▸ What this task involves
For each line below that contains the string "heißt", copy that line.

Items listed in a dataset:
================================

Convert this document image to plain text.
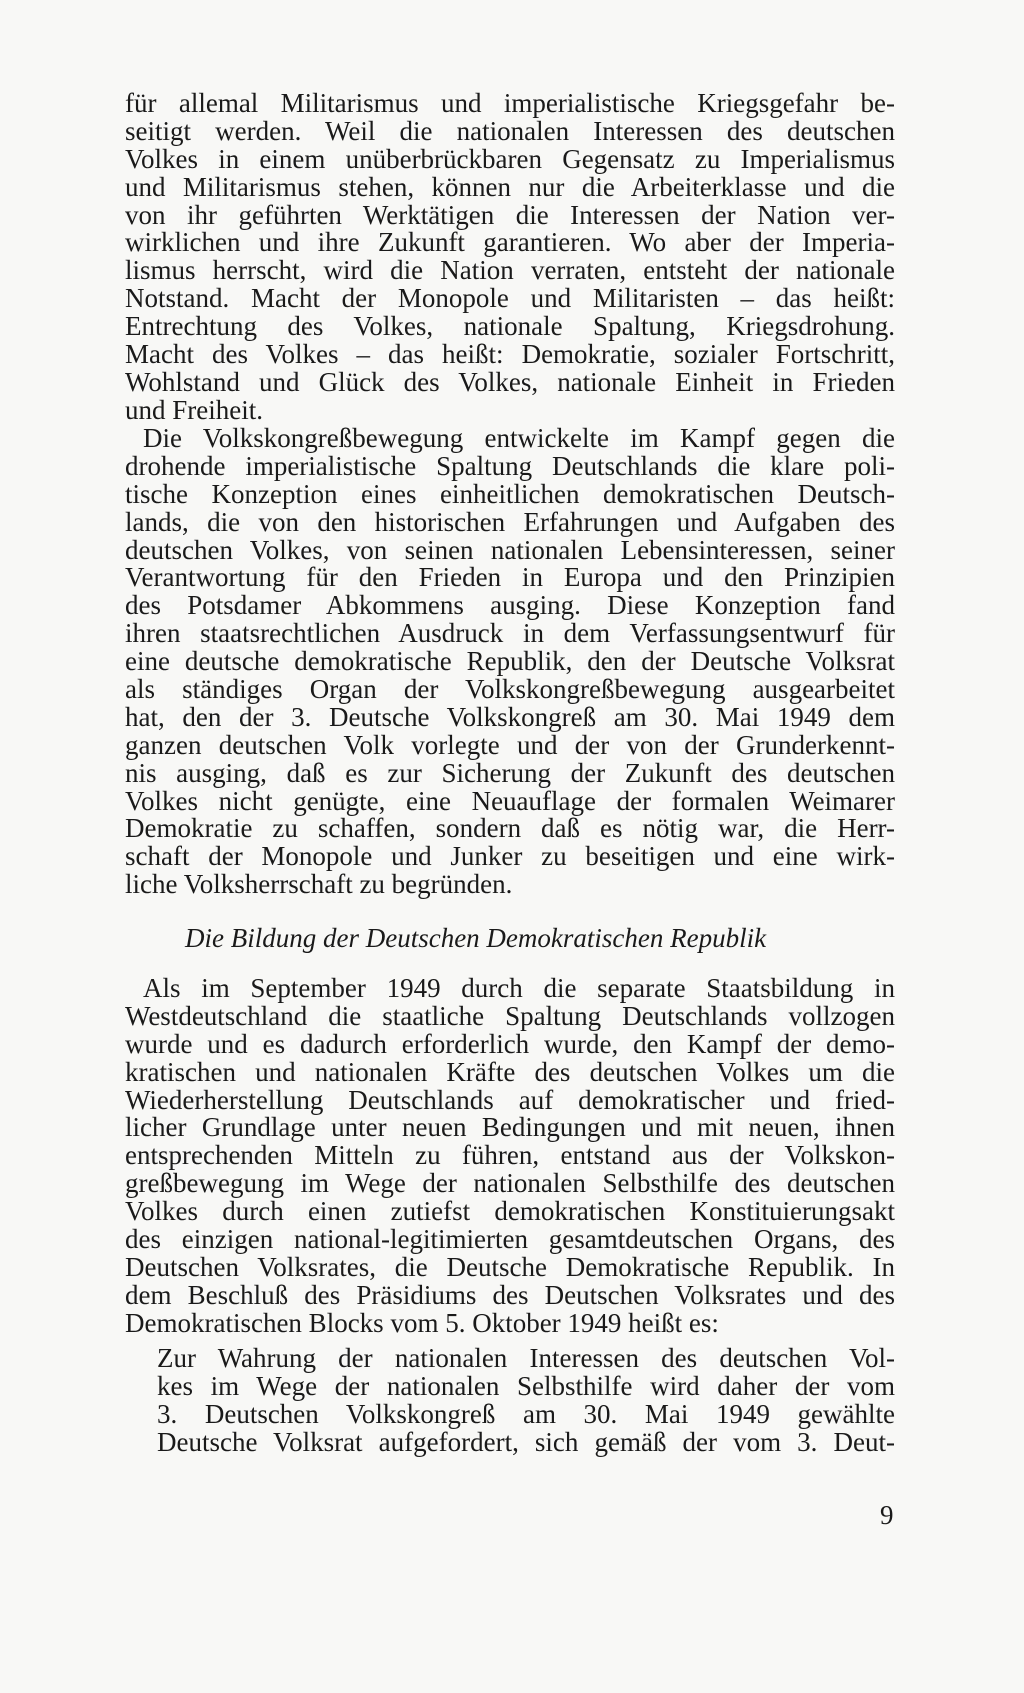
für allemal Militarismus und imperialistische Kriegsgefahr be-
seitigt werden. Weil die nationalen Interessen des deutschen
Volkes in einem unüberbrückbaren Gegensatz zu Imperialismus
und Militarismus stehen, können nur die Arbeiterklasse und die
von ihr geführten Werktätigen die Interessen der Nation ver-
wirklichen und ihre Zukunft garantieren. Wo aber der Imperia-
lismus herrscht, wird die Nation verraten, entsteht der nationale
Notstand. Macht der Monopole und Militaristen – das heißt:
Entrechtung des Volkes, nationale Spaltung, Kriegsdrohung.
Macht des Volkes – das heißt: Demokratie, sozialer Fortschritt,
Wohlstand und Glück des Volkes, nationale Einheit in Frieden
und Freiheit.
Die Volkskongreßbewegung entwickelte im Kampf gegen die
drohende imperialistische Spaltung Deutschlands die klare poli-
tische Konzeption eines einheitlichen demokratischen Deutsch-
lands, die von den historischen Erfahrungen und Aufgaben des
deutschen Volkes, von seinen nationalen Lebensinteressen, seiner
Verantwortung für den Frieden in Europa und den Prinzipien
des Potsdamer Abkommens ausging. Diese Konzeption fand
ihren staatsrechtlichen Ausdruck in dem Verfassungsentwurf für
eine deutsche demokratische Republik, den der Deutsche Volksrat
als ständiges Organ der Volkskongreßbewegung ausgearbeitet
hat, den der 3. Deutsche Volkskongreß am 30. Mai 1949 dem
ganzen deutschen Volk vorlegte und der von der Grunderkennt-
nis ausging, daß es zur Sicherung der Zukunft des deutschen
Volkes nicht genügte, eine Neuauflage der formalen Weimarer
Demokratie zu schaffen, sondern daß es nötig war, die Herr-
schaft der Monopole und Junker zu beseitigen und eine wirk-
liche Volksherrschaft zu begründen.
Die Bildung der Deutschen Demokratischen Republik
Als im September 1949 durch die separate Staatsbildung in
Westdeutschland die staatliche Spaltung Deutschlands vollzogen
wurde und es dadurch erforderlich wurde, den Kampf der demo-
kratischen und nationalen Kräfte des deutschen Volkes um die
Wiederherstellung Deutschlands auf demokratischer und fried-
licher Grundlage unter neuen Bedingungen und mit neuen, ihnen
entsprechenden Mitteln zu führen, entstand aus der Volkskon-
greßbewegung im Wege der nationalen Selbsthilfe des deutschen
Volkes durch einen zutiefst demokratischen Konstituierungsakt
des einzigen national-legitimierten gesamtdeutschen Organs, des
Deutschen Volksrates, die Deutsche Demokratische Republik. In
dem Beschluß des Präsidiums des Deutschen Volksrates und des
Demokratischen Blocks vom 5. Oktober 1949 heißt es:
Zur Wahrung der nationalen Interessen des deutschen Vol-
kes im Wege der nationalen Selbsthilfe wird daher der vom
3. Deutschen Volkskongreß am 30. Mai 1949 gewählte
Deutsche Volksrat aufgefordert, sich gemäß der vom 3. Deut-
9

================================

▸ The completed task
Notstand. Macht der Monopole und Militaristen – das heißt:
Macht des Volkes – das heißt: Demokratie, sozialer Fortschritt,
Demokratischen Blocks vom 5. Oktober 1949 heißt es:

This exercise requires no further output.